• Work to be completed
Copy out, word for word, the lines of the records from the one containing "description-text[interactable]: Switch initial" through the one containing "development-heading: Development: [607, 229, 827, 250]", inclusive.

• Dataset excerpts
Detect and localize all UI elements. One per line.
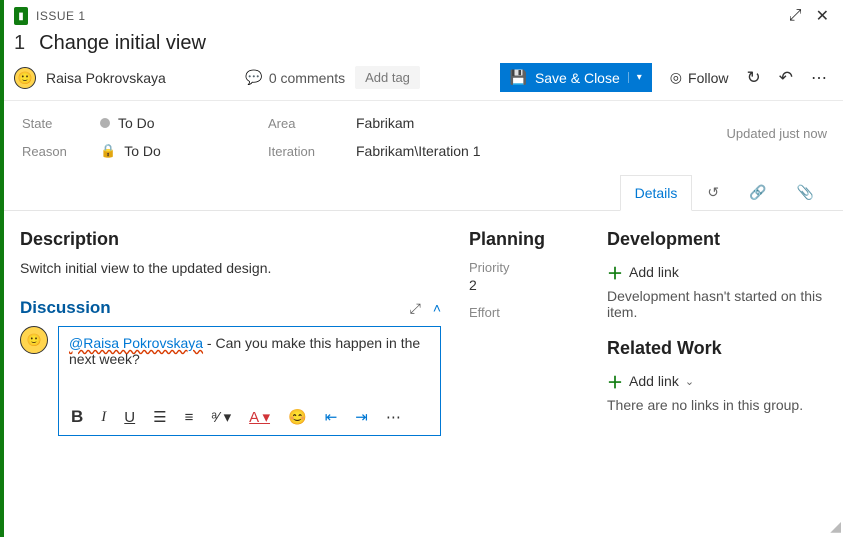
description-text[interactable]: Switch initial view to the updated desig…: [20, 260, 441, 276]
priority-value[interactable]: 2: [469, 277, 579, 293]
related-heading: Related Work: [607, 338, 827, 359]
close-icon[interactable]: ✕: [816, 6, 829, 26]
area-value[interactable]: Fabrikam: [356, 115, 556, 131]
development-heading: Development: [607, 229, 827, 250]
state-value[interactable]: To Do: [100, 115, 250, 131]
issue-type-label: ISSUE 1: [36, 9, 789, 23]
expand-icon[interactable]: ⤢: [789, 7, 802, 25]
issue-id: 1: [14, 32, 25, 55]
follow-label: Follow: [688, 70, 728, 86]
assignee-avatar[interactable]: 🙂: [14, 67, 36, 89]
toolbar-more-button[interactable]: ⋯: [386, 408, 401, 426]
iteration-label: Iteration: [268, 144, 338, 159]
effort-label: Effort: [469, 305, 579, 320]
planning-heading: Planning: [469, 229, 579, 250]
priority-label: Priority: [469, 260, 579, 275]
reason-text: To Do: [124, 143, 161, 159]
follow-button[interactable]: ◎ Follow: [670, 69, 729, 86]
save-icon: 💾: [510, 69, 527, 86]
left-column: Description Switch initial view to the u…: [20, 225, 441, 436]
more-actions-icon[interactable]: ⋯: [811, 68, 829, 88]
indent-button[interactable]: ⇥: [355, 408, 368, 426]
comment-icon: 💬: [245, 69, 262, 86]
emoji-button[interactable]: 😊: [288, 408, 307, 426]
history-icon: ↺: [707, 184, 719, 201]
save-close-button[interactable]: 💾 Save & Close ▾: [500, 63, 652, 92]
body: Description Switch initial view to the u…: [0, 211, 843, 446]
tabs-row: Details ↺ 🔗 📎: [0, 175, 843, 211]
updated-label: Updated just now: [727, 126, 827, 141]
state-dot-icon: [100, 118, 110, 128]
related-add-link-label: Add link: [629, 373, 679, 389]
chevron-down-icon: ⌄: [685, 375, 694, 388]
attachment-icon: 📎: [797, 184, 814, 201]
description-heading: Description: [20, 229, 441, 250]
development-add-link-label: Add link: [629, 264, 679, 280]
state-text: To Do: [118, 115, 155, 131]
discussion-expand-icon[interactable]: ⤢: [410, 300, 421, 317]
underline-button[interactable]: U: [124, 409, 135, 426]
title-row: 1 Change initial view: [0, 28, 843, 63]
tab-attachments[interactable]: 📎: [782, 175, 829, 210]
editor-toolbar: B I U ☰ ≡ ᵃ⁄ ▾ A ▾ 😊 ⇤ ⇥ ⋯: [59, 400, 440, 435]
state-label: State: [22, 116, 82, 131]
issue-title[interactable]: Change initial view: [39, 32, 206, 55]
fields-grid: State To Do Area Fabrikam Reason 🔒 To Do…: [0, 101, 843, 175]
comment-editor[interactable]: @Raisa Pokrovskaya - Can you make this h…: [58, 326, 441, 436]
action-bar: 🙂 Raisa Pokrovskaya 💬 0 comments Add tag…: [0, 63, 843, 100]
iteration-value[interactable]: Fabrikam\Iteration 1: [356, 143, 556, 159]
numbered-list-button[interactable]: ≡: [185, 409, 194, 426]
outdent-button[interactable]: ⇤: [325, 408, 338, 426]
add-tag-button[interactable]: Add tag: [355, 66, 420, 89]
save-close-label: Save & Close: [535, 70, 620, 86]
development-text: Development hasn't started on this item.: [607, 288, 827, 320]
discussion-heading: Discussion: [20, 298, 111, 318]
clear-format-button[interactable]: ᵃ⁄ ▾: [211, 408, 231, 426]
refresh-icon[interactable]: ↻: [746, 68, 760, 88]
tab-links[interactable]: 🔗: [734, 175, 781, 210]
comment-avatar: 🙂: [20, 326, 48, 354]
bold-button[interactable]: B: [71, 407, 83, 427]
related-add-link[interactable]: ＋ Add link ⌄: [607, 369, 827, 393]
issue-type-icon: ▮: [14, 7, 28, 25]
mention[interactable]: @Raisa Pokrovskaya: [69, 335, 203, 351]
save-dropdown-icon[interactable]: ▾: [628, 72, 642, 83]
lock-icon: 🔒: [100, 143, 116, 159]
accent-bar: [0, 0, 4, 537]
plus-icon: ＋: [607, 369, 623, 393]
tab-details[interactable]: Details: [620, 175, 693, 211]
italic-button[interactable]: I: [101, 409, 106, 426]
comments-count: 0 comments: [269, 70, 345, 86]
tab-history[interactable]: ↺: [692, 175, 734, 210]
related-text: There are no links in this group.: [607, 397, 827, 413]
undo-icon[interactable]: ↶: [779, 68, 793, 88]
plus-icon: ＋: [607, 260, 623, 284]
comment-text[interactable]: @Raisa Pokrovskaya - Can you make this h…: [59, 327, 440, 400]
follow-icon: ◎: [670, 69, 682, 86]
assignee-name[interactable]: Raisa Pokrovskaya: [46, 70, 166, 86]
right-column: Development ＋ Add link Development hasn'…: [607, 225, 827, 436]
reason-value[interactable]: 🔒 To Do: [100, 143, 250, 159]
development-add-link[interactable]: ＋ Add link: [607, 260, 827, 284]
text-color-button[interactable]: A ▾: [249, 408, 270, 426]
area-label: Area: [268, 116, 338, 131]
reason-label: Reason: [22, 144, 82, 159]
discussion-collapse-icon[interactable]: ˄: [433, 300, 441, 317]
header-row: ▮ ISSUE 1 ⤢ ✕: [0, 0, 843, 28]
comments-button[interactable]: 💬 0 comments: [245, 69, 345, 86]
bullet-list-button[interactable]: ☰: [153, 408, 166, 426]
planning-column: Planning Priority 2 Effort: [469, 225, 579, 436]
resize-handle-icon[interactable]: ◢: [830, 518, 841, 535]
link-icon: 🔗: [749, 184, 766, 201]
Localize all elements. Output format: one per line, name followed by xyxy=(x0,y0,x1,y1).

• Reply to the task
description-text[interactable]: Switch initial view to the updated desig…: [20, 260, 441, 276]
priority-value[interactable]: 2: [469, 277, 579, 293]
related-heading: Related Work: [607, 338, 827, 359]
close-icon[interactable]: ✕: [816, 6, 829, 26]
area-value[interactable]: Fabrikam: [356, 115, 556, 131]
development-heading: Development: [607, 229, 827, 250]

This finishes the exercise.